**Direction**
Will you transcribe the entries that follow, exactly and in full?

**Record set**

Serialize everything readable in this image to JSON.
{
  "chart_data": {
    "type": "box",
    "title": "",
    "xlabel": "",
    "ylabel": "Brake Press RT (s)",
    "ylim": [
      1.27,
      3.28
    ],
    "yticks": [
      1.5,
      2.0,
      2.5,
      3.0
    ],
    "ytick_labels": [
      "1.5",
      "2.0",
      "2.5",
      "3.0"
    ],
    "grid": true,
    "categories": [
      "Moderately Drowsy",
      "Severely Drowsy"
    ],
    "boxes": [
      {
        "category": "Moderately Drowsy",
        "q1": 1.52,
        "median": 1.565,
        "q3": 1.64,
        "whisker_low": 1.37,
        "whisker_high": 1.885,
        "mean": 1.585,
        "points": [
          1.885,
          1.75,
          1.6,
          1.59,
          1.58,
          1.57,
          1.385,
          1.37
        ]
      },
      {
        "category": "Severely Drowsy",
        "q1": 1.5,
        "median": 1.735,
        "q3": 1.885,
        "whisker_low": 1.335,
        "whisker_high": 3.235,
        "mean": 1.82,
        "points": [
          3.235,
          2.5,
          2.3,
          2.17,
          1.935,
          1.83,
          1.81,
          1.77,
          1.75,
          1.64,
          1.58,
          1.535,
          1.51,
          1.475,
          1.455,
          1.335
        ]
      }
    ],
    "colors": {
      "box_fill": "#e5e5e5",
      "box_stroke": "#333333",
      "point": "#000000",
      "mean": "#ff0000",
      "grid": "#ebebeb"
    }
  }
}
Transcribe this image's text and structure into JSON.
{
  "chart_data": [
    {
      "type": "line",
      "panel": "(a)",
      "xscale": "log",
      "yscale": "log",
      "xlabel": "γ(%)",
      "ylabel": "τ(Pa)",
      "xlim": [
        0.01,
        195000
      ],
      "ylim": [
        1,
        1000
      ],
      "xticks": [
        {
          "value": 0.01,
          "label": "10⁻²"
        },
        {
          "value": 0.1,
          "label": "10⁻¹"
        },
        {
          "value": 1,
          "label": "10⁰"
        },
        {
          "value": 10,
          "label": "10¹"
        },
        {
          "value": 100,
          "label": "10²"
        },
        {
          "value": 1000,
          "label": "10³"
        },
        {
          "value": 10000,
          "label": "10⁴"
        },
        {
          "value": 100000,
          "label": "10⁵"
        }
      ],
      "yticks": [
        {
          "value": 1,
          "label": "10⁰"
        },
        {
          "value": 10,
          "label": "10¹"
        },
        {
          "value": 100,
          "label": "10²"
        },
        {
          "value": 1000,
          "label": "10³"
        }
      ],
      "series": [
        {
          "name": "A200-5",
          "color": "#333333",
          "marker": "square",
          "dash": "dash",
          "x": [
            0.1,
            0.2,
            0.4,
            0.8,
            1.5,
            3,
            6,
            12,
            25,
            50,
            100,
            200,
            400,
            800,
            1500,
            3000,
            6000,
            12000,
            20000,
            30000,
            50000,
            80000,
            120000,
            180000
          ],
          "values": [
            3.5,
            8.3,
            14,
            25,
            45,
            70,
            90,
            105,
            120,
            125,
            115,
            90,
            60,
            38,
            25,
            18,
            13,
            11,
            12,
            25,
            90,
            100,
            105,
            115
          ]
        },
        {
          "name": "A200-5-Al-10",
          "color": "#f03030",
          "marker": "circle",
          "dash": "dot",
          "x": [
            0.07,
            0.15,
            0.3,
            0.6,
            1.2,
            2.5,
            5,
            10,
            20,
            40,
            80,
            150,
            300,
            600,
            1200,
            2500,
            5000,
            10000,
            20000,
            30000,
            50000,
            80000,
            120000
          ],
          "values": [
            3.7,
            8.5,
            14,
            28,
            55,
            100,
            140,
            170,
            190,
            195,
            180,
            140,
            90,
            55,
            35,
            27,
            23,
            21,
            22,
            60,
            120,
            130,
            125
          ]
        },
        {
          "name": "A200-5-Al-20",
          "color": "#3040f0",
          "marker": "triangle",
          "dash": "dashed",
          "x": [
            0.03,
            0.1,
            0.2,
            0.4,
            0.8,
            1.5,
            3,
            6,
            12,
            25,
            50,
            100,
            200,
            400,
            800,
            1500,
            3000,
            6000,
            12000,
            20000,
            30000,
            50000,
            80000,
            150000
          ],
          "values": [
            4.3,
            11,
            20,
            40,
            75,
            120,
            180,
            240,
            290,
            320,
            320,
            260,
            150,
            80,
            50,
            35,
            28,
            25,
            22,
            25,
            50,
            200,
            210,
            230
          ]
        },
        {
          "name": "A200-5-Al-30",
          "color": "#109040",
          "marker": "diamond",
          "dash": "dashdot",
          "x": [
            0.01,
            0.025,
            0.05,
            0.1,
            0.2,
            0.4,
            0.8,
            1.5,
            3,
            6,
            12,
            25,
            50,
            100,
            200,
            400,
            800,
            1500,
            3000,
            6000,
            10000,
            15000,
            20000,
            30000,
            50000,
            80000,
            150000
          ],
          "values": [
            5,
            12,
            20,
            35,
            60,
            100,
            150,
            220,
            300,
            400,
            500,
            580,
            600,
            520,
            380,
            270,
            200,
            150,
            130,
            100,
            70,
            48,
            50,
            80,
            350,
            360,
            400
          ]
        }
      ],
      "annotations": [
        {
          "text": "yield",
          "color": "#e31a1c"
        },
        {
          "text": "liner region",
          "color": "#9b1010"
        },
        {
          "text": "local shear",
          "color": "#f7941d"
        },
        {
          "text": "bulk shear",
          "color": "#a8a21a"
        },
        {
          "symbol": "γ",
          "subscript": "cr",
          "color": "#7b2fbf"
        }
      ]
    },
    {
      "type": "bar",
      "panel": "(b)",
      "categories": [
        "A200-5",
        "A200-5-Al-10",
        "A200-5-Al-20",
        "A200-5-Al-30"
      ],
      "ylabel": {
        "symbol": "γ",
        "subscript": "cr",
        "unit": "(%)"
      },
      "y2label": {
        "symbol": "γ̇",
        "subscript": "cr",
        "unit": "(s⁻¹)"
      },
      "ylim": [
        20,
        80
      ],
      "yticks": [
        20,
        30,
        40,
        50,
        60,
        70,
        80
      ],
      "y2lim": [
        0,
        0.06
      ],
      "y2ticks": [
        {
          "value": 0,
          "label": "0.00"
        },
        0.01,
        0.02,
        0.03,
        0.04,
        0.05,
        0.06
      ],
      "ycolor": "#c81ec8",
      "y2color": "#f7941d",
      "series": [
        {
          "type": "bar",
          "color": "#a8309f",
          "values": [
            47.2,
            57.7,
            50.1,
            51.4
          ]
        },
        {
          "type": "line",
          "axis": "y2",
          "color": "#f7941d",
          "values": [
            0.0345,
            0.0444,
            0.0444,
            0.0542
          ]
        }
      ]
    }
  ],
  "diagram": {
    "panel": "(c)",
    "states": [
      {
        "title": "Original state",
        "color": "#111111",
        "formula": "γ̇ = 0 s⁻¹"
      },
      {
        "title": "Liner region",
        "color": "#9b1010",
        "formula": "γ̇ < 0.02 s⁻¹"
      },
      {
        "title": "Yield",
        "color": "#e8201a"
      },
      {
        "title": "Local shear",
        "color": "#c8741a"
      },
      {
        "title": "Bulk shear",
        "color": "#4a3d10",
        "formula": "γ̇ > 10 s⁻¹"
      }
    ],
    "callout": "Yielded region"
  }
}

**Reply to the task**
Serialize everything readable in this image to JSON.
{
  "chart_data": {
    "type": "box",
    "title": "",
    "xlabel": "",
    "ylabel": "Brake Press RT (s)",
    "ylim": [
      1.27,
      3.28
    ],
    "yticks": [
      1.5,
      2.0,
      2.5,
      3.0
    ],
    "ytick_labels": [
      "1.5",
      "2.0",
      "2.5",
      "3.0"
    ],
    "grid": true,
    "categories": [
      "Moderately Drowsy",
      "Severely Drowsy"
    ],
    "boxes": [
      {
        "category": "Moderately Drowsy",
        "q1": 1.52,
        "median": 1.565,
        "q3": 1.64,
        "whisker_low": 1.37,
        "whisker_high": 1.885,
        "mean": 1.585,
        "points": [
          1.885,
          1.75,
          1.6,
          1.59,
          1.58,
          1.57,
          1.385,
          1.37
        ]
      },
      {
        "category": "Severely Drowsy",
        "q1": 1.5,
        "median": 1.735,
        "q3": 1.885,
        "whisker_low": 1.335,
        "whisker_high": 3.235,
        "mean": 1.82,
        "points": [
          3.235,
          2.5,
          2.3,
          2.17,
          1.935,
          1.83,
          1.81,
          1.77,
          1.75,
          1.64,
          1.58,
          1.535,
          1.51,
          1.475,
          1.455,
          1.335
        ]
      }
    ],
    "colors": {
      "box_fill": "#e5e5e5",
      "box_stroke": "#333333",
      "point": "#000000",
      "mean": "#ff0000",
      "grid": "#ebebeb"
    }
  }
}
Transcribe this image's text and structure into JSON.
{
  "chart_data": [
    {
      "type": "line",
      "panel": "(a)",
      "xscale": "log",
      "yscale": "log",
      "xlabel": "γ(%)",
      "ylabel": "τ(Pa)",
      "xlim": [
        0.01,
        195000
      ],
      "ylim": [
        1,
        1000
      ],
      "xticks": [
        {
          "value": 0.01,
          "label": "10⁻²"
        },
        {
          "value": 0.1,
          "label": "10⁻¹"
        },
        {
          "value": 1,
          "label": "10⁰"
        },
        {
          "value": 10,
          "label": "10¹"
        },
        {
          "value": 100,
          "label": "10²"
        },
        {
          "value": 1000,
          "label": "10³"
        },
        {
          "value": 10000,
          "label": "10⁴"
        },
        {
          "value": 100000,
          "label": "10⁵"
        }
      ],
      "yticks": [
        {
          "value": 1,
          "label": "10⁰"
        },
        {
          "value": 10,
          "label": "10¹"
        },
        {
          "value": 100,
          "label": "10²"
        },
        {
          "value": 1000,
          "label": "10³"
        }
      ],
      "series": [
        {
          "name": "A200-5",
          "color": "#333333",
          "marker": "square",
          "dash": "dash",
          "x": [
            0.1,
            0.2,
            0.4,
            0.8,
            1.5,
            3,
            6,
            12,
            25,
            50,
            100,
            200,
            400,
            800,
            1500,
            3000,
            6000,
            12000,
            20000,
            30000,
            50000,
            80000,
            120000,
            180000
          ],
          "values": [
            3.5,
            8.3,
            14,
            25,
            45,
            70,
            90,
            105,
            120,
            125,
            115,
            90,
            60,
            38,
            25,
            18,
            13,
            11,
            12,
            25,
            90,
            100,
            105,
            115
          ]
        },
        {
          "name": "A200-5-Al-10",
          "color": "#f03030",
          "marker": "circle",
          "dash": "dot",
          "x": [
            0.07,
            0.15,
            0.3,
            0.6,
            1.2,
            2.5,
            5,
            10,
            20,
            40,
            80,
            150,
            300,
            600,
            1200,
            2500,
            5000,
            10000,
            20000,
            30000,
            50000,
            80000,
            120000
          ],
          "values": [
            3.7,
            8.5,
            14,
            28,
            55,
            100,
            140,
            170,
            190,
            195,
            180,
            140,
            90,
            55,
            35,
            27,
            23,
            21,
            22,
            60,
            120,
            130,
            125
          ]
        },
        {
          "name": "A200-5-Al-20",
          "color": "#3040f0",
          "marker": "triangle",
          "dash": "dashed",
          "x": [
            0.03,
            0.1,
            0.2,
            0.4,
            0.8,
            1.5,
            3,
            6,
            12,
            25,
            50,
            100,
            200,
            400,
            800,
            1500,
            3000,
            6000,
            12000,
            20000,
            30000,
            50000,
            80000,
            150000
          ],
          "values": [
            4.3,
            11,
            20,
            40,
            75,
            120,
            180,
            240,
            290,
            320,
            320,
            260,
            150,
            80,
            50,
            35,
            28,
            25,
            22,
            25,
            50,
            200,
            210,
            230
          ]
        },
        {
          "name": "A200-5-Al-30",
          "color": "#109040",
          "marker": "diamond",
          "dash": "dashdot",
          "x": [
            0.01,
            0.025,
            0.05,
            0.1,
            0.2,
            0.4,
            0.8,
            1.5,
            3,
            6,
            12,
            25,
            50,
            100,
            200,
            400,
            800,
            1500,
            3000,
            6000,
            10000,
            15000,
            20000,
            30000,
            50000,
            80000,
            150000
          ],
          "values": [
            5,
            12,
            20,
            35,
            60,
            100,
            150,
            220,
            300,
            400,
            500,
            580,
            600,
            520,
            380,
            270,
            200,
            150,
            130,
            100,
            70,
            48,
            50,
            80,
            350,
            360,
            400
          ]
        }
      ],
      "annotations": [
        {
          "text": "yield",
          "color": "#e31a1c"
        },
        {
          "text": "liner region",
          "color": "#9b1010"
        },
        {
          "text": "local shear",
          "color": "#f7941d"
        },
        {
          "text": "bulk shear",
          "color": "#a8a21a"
        },
        {
          "symbol": "γ",
          "subscript": "cr",
          "color": "#7b2fbf"
        }
      ]
    },
    {
      "type": "bar",
      "panel": "(b)",
      "categories": [
        "A200-5",
        "A200-5-Al-10",
        "A200-5-Al-20",
        "A200-5-Al-30"
      ],
      "ylabel": {
        "symbol": "γ",
        "subscript": "cr",
        "unit": "(%)"
      },
      "y2label": {
        "symbol": "γ̇",
        "subscript": "cr",
        "unit": "(s⁻¹)"
      },
      "ylim": [
        20,
        80
      ],
      "yticks": [
        20,
        30,
        40,
        50,
        60,
        70,
        80
      ],
      "y2lim": [
        0,
        0.06
      ],
      "y2ticks": [
        {
          "value": 0,
          "label": "0.00"
        },
        0.01,
        0.02,
        0.03,
        0.04,
        0.05,
        0.06
      ],
      "ycolor": "#c81ec8",
      "y2color": "#f7941d",
      "series": [
        {
          "type": "bar",
          "color": "#a8309f",
          "values": [
            47.2,
            57.7,
            50.1,
            51.4
          ]
        },
        {
          "type": "line",
          "axis": "y2",
          "color": "#f7941d",
          "values": [
            0.0345,
            0.0444,
            0.0444,
            0.0542
          ]
        }
      ]
    }
  ],
  "diagram": {
    "panel": "(c)",
    "states": [
      {
        "title": "Original state",
        "color": "#111111",
        "formula": "γ̇ = 0 s⁻¹"
      },
      {
        "title": "Liner region",
        "color": "#9b1010",
        "formula": "γ̇ < 0.02 s⁻¹"
      },
      {
        "title": "Yield",
        "color": "#e8201a"
      },
      {
        "title": "Local shear",
        "color": "#c8741a"
      },
      {
        "title": "Bulk shear",
        "color": "#4a3d10",
        "formula": "γ̇ > 10 s⁻¹"
      }
    ],
    "callout": "Yielded region"
  }
}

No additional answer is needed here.